Prompt → Wherever the word "from" appears in a line, extract that line.

◆ ◆ ◆

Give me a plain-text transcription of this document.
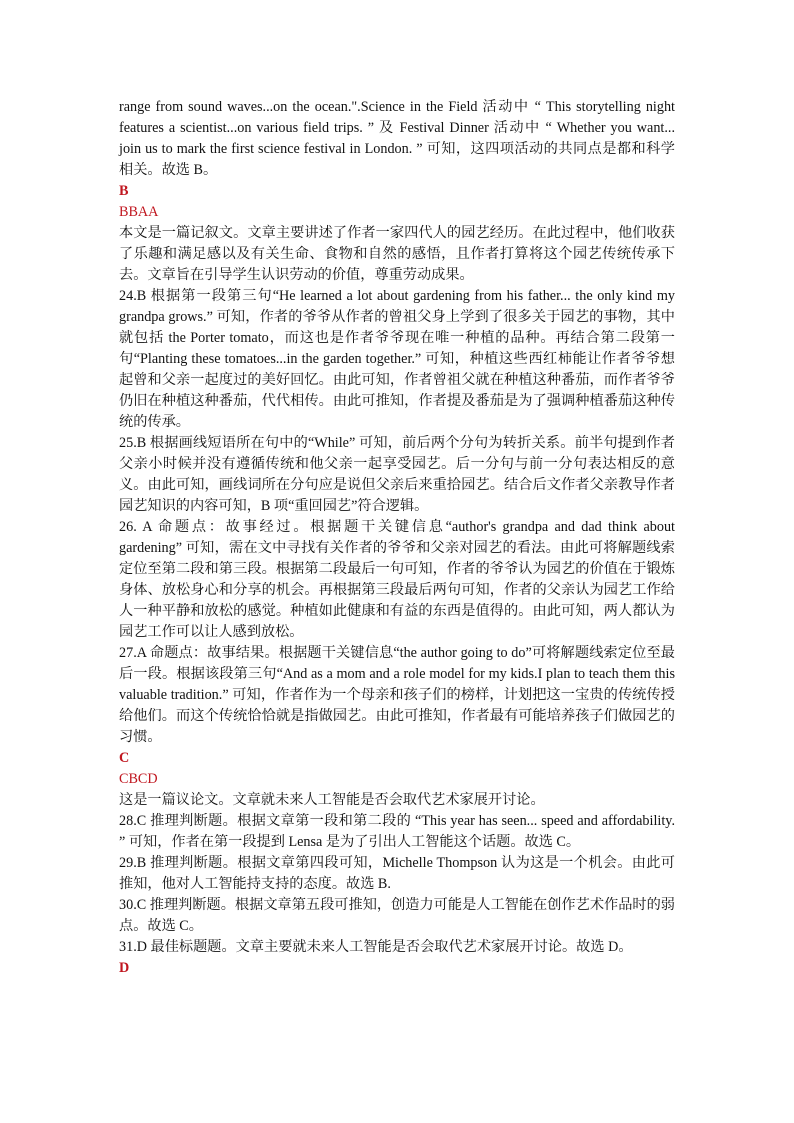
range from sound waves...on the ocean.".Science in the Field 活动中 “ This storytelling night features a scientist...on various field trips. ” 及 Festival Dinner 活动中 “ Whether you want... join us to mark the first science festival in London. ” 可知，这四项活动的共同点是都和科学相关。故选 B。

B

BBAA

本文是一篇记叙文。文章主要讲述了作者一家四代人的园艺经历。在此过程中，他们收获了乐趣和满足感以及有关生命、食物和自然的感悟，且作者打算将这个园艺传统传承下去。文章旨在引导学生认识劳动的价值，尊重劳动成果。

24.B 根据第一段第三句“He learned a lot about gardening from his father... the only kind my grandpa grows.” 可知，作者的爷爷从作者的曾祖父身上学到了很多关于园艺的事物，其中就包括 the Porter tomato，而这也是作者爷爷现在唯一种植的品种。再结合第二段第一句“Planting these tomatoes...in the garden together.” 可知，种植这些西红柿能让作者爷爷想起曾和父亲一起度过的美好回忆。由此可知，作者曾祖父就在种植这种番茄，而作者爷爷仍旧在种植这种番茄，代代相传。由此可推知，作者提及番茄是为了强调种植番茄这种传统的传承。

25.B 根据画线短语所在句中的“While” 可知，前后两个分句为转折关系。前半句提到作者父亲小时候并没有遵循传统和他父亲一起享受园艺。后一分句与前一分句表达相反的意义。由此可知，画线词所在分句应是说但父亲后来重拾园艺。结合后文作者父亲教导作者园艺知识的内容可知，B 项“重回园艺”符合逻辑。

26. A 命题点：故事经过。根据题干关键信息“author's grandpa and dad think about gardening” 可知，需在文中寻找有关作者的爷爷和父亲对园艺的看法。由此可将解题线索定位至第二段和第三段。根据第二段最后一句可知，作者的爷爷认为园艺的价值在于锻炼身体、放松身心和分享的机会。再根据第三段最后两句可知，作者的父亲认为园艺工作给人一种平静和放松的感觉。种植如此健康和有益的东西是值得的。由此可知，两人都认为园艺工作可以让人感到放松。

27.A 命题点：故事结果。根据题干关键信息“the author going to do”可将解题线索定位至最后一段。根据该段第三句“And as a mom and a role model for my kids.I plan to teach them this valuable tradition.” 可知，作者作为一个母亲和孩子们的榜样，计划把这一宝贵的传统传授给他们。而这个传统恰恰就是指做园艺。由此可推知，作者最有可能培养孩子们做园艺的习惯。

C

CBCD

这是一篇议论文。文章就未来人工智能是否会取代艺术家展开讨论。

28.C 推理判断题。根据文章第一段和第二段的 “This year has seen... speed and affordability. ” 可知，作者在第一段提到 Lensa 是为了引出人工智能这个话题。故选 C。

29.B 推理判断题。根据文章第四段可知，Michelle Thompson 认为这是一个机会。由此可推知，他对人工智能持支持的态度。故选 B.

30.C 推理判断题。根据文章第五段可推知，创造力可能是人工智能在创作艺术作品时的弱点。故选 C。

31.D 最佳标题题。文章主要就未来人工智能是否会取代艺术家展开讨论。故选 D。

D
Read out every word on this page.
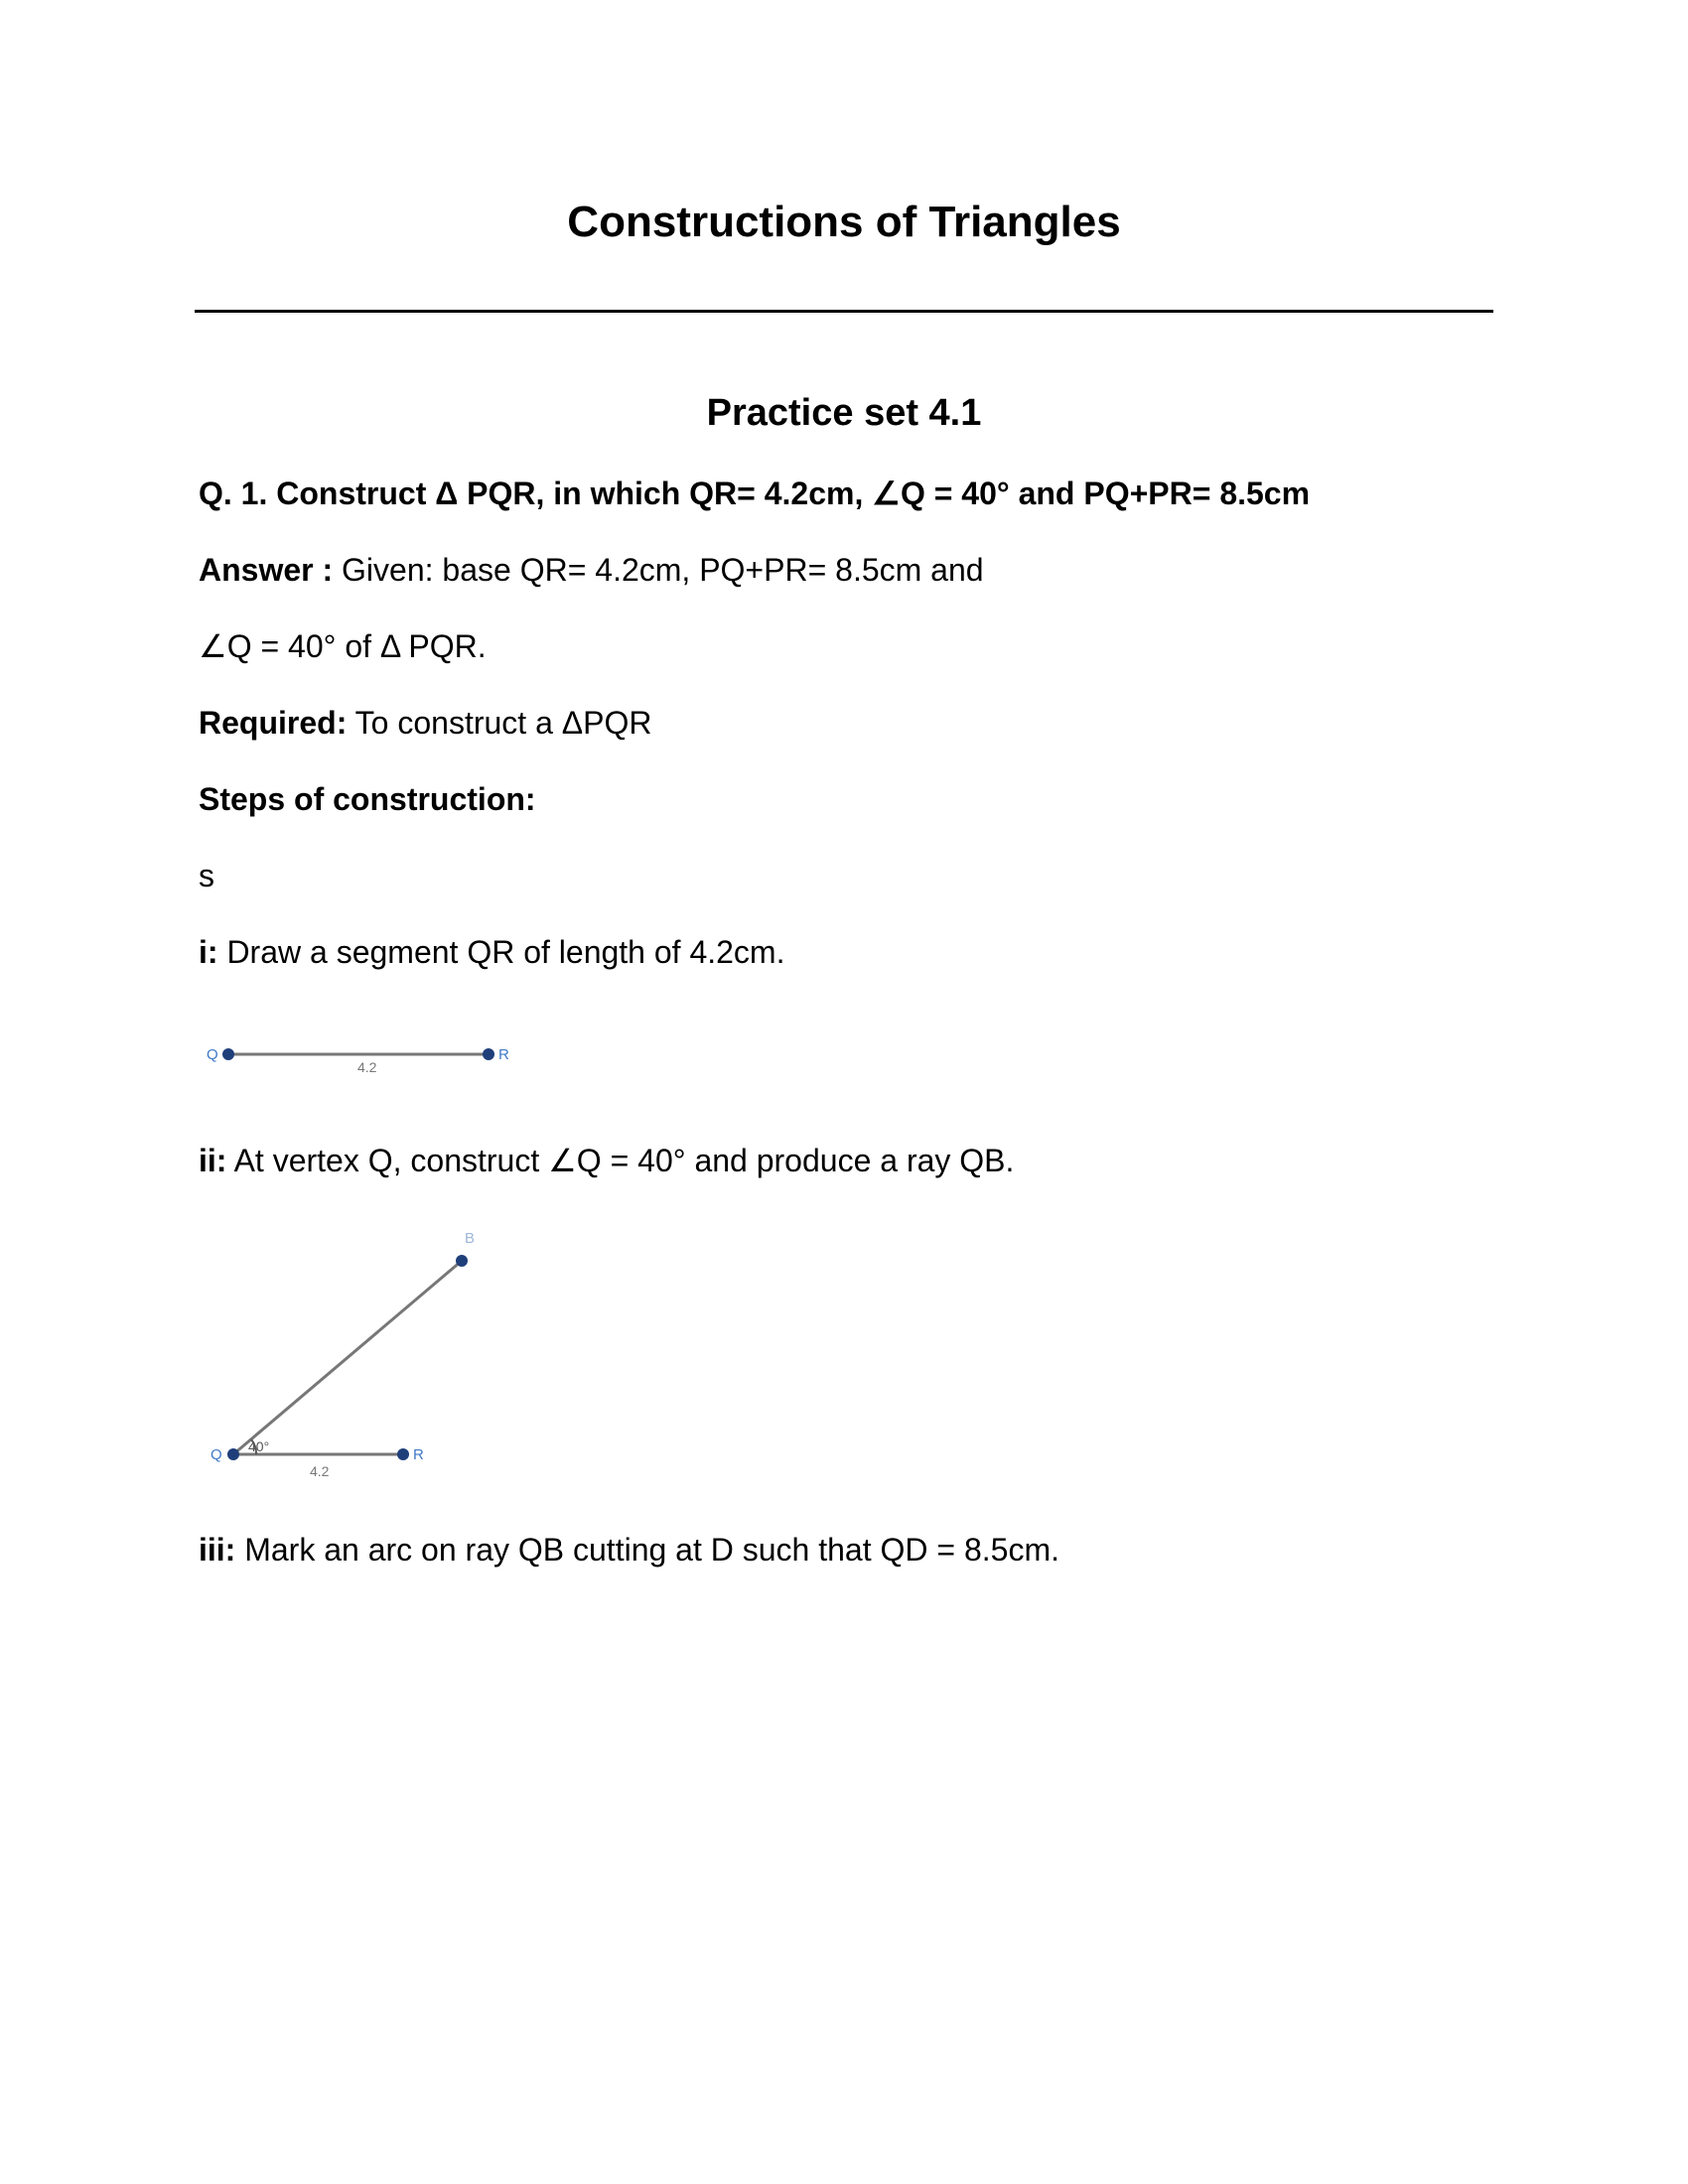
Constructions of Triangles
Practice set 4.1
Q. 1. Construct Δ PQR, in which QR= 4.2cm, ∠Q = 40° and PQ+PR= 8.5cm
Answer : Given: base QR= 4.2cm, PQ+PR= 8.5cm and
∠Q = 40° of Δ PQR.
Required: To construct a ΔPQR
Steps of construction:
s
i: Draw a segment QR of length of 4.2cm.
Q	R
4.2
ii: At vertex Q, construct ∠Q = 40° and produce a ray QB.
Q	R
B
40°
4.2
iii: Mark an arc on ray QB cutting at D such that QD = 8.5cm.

◆ ◆ ◆

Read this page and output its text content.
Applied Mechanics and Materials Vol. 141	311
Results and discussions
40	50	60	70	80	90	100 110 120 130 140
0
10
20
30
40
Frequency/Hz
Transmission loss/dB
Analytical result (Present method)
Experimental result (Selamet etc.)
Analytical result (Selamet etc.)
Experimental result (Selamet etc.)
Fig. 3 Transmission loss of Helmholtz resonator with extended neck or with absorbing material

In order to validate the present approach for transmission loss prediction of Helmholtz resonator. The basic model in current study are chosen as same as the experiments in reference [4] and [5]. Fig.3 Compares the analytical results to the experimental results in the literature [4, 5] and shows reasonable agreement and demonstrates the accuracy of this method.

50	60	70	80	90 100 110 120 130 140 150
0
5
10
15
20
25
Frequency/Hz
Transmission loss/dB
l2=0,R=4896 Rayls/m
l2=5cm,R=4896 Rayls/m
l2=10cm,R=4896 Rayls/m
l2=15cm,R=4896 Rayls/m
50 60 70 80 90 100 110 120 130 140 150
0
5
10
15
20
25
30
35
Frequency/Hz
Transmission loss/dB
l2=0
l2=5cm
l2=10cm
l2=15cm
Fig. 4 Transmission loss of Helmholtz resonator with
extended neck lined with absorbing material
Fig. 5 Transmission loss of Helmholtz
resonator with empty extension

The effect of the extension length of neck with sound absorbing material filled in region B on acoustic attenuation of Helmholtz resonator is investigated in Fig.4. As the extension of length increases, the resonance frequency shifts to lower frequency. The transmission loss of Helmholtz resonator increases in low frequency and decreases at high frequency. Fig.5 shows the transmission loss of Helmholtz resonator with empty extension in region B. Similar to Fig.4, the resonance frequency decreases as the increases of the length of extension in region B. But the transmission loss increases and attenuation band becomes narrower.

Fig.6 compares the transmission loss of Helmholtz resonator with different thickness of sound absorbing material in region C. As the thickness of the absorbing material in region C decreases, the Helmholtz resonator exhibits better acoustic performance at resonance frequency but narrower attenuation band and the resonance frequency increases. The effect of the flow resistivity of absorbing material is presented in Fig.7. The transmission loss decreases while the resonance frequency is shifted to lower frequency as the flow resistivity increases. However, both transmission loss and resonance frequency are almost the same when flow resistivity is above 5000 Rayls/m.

◆ ◆ ◆

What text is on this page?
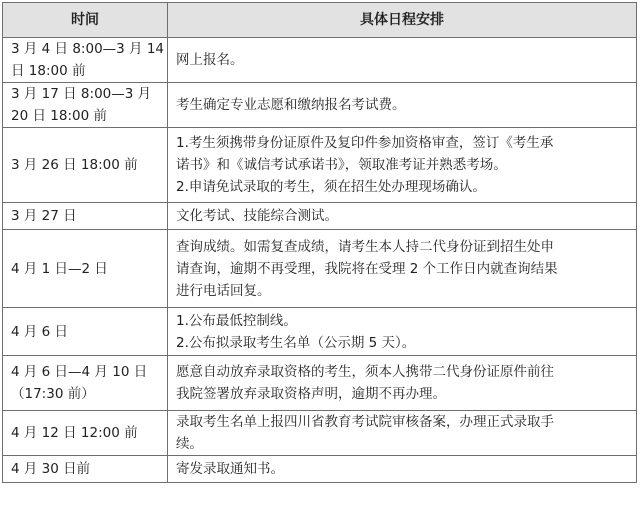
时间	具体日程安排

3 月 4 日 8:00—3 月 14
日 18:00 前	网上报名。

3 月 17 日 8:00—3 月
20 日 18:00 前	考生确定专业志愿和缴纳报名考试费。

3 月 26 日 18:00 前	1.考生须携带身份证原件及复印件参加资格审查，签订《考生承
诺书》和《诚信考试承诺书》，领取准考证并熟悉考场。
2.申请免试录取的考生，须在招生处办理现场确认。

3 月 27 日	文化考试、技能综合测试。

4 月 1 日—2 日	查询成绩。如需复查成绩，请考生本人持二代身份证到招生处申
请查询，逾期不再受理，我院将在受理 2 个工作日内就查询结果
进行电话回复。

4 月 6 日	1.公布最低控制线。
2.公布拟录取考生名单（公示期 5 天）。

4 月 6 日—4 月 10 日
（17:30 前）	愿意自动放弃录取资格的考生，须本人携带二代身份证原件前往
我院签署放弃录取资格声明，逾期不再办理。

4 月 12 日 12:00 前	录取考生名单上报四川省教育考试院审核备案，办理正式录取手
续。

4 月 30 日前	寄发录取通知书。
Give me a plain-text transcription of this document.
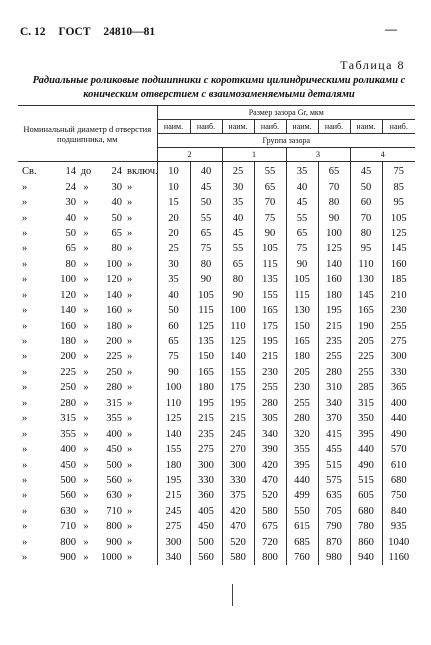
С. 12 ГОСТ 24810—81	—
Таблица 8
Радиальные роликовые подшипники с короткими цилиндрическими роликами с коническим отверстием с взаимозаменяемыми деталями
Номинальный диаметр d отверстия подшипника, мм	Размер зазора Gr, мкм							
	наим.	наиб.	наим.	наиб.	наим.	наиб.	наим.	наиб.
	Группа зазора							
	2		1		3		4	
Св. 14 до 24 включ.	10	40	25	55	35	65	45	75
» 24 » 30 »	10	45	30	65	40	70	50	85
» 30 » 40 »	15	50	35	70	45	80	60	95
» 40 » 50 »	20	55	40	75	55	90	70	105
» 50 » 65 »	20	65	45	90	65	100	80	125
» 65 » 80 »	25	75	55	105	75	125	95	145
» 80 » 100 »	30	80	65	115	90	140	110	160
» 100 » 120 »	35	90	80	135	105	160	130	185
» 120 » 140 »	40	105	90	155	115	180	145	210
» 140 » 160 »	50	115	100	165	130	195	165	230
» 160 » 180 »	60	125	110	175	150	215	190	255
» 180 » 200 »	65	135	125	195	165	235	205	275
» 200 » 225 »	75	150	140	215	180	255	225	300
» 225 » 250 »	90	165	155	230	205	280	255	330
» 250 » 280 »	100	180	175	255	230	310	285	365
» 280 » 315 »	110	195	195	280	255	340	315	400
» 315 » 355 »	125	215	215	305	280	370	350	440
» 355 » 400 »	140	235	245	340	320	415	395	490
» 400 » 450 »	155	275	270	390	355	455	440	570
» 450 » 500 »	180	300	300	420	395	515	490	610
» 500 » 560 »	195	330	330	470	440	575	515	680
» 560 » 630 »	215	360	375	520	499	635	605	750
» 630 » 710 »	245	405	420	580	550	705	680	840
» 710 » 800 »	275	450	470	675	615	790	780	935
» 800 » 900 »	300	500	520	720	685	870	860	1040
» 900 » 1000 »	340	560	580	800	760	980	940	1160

◆ ◆ ◆

Reply to the task →
range from sound waves...on the ocean.".Science in the Field 活动中 “ This storytelling night features a scientist...on various field trips. ” 及 Festival Dinner 活动中 “ Whether you want... join us to mark the first science festival in London. ” 可知，这四项活动的共同点是都和科学相关。故选 B。
24.B 根据第一段第三句“He learned a lot about gardening from his father... the only kind my grandpa grows.” 可知，作者的爷爷从作者的曾祖父身上学到了很多关于园艺的事物，其中就包括 the Porter tomato，而这也是作者爷爷现在唯一种植的品种。再结合第二段第一句“Planting these tomatoes...in the garden together.” 可知，种植这些西红柿能让作者爷爷想起曾和父亲一起度过的美好回忆。由此可知，作者曾祖父就在种植这种番茄，而作者爷爷仍旧在种植这种番茄，代代相传。由此可推知，作者提及番茄是为了强调种植番茄这种传统的传承。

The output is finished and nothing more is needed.